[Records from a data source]
·····
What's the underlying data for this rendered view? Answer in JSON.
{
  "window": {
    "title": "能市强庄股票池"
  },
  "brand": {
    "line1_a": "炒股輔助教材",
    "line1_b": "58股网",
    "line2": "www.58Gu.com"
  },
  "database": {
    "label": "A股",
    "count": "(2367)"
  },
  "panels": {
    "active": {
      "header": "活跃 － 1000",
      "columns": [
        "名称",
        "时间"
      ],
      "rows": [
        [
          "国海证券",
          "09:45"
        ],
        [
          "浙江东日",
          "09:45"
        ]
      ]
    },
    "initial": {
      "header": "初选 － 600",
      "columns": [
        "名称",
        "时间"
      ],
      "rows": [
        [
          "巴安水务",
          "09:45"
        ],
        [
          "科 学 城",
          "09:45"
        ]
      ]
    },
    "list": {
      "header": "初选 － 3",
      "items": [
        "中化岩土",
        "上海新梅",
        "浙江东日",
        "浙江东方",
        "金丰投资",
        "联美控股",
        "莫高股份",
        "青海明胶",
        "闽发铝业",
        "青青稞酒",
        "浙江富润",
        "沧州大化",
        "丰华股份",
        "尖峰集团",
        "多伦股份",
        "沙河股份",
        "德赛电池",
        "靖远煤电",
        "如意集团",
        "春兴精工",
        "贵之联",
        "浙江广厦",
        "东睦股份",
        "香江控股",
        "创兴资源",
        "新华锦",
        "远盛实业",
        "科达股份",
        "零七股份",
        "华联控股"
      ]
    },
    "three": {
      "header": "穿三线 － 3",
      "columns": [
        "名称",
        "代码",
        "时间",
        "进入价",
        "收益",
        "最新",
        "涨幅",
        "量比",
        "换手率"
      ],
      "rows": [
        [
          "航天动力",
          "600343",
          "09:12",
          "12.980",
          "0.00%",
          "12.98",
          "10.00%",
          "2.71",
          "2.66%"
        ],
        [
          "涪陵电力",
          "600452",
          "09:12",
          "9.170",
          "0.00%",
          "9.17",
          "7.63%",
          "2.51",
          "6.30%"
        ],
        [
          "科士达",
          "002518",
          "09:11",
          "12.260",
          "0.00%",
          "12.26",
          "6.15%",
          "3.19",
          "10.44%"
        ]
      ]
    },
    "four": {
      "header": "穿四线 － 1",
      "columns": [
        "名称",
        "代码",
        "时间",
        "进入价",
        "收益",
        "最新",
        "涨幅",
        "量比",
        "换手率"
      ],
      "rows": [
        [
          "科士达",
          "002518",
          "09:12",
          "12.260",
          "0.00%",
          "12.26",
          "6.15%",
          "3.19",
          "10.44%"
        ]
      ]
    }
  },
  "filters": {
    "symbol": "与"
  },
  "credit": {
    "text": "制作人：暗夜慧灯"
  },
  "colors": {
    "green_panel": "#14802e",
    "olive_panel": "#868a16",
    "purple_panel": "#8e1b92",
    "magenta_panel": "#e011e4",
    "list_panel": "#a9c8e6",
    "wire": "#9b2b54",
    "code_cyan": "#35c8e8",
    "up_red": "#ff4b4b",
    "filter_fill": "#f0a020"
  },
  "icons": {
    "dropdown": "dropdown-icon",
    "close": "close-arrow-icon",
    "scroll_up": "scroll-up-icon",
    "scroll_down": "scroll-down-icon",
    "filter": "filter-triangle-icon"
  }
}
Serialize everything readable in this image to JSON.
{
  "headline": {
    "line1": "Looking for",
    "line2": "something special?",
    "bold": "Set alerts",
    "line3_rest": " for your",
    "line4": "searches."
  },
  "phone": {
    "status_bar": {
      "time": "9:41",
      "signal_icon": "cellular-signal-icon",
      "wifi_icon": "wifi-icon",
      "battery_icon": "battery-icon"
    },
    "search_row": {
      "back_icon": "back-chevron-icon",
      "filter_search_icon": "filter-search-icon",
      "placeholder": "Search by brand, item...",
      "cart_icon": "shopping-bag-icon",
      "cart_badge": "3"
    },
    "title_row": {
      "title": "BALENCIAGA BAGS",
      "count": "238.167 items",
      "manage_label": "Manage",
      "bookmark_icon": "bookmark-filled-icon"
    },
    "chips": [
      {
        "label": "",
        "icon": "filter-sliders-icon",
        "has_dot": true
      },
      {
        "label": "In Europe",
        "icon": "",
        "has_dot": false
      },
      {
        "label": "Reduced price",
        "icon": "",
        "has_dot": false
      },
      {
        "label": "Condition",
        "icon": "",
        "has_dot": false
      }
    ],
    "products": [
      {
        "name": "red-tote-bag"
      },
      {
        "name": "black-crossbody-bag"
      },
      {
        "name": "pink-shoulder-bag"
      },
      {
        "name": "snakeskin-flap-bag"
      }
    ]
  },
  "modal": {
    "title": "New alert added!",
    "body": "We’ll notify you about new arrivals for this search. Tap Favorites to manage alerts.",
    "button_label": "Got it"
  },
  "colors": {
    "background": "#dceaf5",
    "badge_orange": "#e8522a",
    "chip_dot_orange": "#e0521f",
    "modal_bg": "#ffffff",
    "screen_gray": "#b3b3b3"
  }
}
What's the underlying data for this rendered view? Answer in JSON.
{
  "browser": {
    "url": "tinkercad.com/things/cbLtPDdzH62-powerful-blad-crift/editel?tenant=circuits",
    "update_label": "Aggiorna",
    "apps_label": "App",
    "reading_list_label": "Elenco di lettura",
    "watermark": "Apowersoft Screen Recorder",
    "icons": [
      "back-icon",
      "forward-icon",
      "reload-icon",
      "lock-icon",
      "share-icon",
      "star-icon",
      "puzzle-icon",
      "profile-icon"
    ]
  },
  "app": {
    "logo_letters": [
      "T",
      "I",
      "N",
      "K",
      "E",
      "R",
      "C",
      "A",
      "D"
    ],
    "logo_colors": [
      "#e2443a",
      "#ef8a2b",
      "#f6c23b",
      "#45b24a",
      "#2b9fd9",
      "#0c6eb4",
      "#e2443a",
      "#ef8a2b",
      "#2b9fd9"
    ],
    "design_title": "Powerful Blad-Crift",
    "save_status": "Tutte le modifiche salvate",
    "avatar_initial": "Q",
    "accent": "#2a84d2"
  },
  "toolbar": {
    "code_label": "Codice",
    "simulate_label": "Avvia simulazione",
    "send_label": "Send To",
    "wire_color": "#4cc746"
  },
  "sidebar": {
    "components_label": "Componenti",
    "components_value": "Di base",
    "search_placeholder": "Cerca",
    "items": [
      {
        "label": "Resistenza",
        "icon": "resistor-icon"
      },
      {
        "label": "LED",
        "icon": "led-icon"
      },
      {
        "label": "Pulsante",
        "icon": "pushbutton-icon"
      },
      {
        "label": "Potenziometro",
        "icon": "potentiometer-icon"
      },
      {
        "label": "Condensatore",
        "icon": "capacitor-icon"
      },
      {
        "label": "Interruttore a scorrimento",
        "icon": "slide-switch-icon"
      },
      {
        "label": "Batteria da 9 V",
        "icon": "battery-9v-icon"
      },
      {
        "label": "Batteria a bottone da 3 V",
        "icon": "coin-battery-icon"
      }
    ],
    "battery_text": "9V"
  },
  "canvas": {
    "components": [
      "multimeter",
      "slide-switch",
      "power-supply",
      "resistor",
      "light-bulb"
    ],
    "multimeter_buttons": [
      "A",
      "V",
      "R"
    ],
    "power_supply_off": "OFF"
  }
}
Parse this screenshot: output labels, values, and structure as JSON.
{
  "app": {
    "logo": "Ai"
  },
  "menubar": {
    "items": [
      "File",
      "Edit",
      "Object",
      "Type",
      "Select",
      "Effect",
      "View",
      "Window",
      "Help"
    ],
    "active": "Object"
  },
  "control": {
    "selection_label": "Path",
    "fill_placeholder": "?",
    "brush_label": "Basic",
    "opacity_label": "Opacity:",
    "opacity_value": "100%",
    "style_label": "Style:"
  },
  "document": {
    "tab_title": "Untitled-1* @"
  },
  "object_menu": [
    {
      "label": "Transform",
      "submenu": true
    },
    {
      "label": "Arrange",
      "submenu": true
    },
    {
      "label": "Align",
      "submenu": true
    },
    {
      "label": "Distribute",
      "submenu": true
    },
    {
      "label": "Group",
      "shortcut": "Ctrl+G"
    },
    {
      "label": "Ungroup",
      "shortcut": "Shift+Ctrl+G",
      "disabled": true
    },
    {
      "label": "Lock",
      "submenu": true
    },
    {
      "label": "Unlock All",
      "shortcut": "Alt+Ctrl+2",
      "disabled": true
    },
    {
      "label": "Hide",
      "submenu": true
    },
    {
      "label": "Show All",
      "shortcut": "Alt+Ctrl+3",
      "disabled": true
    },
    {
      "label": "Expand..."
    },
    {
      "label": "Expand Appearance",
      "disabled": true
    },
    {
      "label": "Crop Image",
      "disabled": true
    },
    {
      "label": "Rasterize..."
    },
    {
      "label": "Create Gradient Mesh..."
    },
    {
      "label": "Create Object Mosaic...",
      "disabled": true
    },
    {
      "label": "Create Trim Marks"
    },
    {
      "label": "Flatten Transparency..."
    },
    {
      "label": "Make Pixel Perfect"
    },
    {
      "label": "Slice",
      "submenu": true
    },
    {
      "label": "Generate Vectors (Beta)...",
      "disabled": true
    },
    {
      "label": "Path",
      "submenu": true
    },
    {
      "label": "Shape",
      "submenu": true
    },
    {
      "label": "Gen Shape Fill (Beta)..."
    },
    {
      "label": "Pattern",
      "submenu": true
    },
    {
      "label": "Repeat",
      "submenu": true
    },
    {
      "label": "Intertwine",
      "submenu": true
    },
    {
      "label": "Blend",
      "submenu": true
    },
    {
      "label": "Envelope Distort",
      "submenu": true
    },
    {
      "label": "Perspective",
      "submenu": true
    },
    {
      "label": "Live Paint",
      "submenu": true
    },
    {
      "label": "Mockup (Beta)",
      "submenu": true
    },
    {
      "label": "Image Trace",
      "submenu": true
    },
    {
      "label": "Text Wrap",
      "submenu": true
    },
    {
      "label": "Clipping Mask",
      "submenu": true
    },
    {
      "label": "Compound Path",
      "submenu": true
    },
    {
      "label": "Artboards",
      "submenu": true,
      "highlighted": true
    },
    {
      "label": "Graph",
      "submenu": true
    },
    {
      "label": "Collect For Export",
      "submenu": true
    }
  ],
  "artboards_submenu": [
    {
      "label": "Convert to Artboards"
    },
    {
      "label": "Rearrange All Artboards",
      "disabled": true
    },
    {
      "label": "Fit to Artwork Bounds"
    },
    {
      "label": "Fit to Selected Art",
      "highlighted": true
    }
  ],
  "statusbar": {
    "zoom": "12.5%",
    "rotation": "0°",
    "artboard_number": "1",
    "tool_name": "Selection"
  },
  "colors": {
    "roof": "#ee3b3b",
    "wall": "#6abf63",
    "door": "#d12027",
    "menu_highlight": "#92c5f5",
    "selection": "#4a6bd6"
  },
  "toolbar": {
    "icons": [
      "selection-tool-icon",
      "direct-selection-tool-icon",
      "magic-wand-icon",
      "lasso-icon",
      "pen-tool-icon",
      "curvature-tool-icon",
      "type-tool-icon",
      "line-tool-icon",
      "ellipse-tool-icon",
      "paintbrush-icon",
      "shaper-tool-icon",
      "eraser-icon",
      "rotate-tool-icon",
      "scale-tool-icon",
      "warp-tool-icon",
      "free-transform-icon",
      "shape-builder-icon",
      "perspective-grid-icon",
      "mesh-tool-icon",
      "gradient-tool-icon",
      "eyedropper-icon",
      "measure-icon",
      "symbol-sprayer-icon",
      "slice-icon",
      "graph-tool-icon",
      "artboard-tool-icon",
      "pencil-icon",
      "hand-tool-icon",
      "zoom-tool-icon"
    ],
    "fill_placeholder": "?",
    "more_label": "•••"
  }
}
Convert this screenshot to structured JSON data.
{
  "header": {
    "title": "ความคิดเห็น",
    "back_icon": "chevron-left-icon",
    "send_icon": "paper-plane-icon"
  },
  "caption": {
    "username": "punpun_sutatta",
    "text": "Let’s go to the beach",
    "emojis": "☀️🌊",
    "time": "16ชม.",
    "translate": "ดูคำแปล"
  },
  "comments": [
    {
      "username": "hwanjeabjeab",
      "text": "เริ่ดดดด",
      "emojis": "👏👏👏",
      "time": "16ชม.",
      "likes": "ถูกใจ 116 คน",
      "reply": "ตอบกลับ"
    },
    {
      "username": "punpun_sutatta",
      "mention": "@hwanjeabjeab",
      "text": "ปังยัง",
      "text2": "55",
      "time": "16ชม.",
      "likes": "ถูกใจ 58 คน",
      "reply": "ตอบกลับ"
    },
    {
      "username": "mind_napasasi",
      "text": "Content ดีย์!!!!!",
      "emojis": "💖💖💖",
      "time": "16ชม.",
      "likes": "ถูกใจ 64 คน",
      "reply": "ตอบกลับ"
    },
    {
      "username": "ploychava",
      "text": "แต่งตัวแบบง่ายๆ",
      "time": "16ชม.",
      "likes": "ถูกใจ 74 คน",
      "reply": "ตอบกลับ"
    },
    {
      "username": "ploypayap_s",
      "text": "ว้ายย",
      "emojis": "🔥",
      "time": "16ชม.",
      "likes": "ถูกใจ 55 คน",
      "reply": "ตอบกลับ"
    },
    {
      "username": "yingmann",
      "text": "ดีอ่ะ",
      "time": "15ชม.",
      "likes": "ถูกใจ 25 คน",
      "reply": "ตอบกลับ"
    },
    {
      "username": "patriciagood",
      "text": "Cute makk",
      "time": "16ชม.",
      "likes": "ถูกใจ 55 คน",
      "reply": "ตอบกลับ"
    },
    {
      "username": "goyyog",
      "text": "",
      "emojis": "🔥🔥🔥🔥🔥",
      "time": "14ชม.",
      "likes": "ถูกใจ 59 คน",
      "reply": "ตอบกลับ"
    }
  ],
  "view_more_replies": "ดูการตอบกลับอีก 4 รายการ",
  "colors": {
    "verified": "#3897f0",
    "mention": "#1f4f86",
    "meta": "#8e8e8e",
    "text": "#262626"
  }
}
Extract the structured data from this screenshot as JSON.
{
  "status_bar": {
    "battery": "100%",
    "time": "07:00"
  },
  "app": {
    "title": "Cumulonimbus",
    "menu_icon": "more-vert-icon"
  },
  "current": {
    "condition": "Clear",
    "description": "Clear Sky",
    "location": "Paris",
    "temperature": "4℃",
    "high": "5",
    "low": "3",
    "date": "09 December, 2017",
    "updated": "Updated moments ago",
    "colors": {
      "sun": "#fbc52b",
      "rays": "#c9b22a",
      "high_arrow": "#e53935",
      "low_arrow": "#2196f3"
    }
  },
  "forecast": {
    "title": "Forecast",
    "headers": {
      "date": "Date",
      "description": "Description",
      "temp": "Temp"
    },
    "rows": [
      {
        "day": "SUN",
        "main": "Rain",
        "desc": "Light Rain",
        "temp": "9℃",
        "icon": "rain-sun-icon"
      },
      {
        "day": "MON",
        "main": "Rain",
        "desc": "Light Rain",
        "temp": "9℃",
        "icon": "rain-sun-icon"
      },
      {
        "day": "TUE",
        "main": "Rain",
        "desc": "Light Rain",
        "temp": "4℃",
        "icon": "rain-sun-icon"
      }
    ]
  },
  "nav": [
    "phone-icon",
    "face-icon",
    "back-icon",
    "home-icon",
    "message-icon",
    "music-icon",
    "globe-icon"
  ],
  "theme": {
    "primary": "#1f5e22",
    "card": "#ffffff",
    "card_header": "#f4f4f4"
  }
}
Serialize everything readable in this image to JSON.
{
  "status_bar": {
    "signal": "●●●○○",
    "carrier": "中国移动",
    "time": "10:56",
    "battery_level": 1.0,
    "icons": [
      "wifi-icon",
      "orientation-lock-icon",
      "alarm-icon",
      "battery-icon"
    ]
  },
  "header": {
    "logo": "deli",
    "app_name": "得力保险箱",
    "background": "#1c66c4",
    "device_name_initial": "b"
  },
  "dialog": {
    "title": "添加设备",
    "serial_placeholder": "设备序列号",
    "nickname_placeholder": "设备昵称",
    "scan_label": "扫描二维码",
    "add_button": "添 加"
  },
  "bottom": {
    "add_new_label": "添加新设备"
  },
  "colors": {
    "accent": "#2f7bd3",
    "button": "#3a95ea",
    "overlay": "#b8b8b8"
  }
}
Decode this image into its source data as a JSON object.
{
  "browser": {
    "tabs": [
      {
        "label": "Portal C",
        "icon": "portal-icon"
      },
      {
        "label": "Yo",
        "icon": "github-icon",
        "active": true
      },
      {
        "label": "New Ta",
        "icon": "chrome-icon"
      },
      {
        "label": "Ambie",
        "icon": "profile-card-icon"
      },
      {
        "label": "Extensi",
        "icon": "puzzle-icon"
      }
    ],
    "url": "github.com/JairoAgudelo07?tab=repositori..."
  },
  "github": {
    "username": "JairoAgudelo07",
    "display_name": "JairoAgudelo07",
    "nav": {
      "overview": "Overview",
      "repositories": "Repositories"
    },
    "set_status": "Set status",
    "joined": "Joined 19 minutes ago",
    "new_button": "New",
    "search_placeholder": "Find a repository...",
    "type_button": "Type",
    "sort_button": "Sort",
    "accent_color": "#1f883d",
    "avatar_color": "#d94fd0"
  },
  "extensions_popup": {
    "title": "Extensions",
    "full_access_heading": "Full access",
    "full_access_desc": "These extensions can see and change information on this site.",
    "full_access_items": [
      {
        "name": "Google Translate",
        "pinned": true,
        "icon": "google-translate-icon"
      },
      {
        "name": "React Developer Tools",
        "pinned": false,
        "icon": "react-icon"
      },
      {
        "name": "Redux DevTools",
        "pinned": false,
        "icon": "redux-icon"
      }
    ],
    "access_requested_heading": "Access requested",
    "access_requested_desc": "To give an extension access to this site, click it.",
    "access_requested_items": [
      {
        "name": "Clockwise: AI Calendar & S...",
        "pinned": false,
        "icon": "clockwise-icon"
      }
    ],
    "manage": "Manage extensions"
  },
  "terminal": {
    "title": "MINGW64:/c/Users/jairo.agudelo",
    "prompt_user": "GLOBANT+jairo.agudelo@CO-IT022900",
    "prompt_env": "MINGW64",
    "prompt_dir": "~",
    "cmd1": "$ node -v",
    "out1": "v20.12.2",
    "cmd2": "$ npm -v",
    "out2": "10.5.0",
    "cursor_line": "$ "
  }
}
·····
■ **Task to carry out**: Reproduce each line of the material containing the word "description".

■ **Reply to the exercise**:
    "description": "Clear Sky",
      "description": "Description",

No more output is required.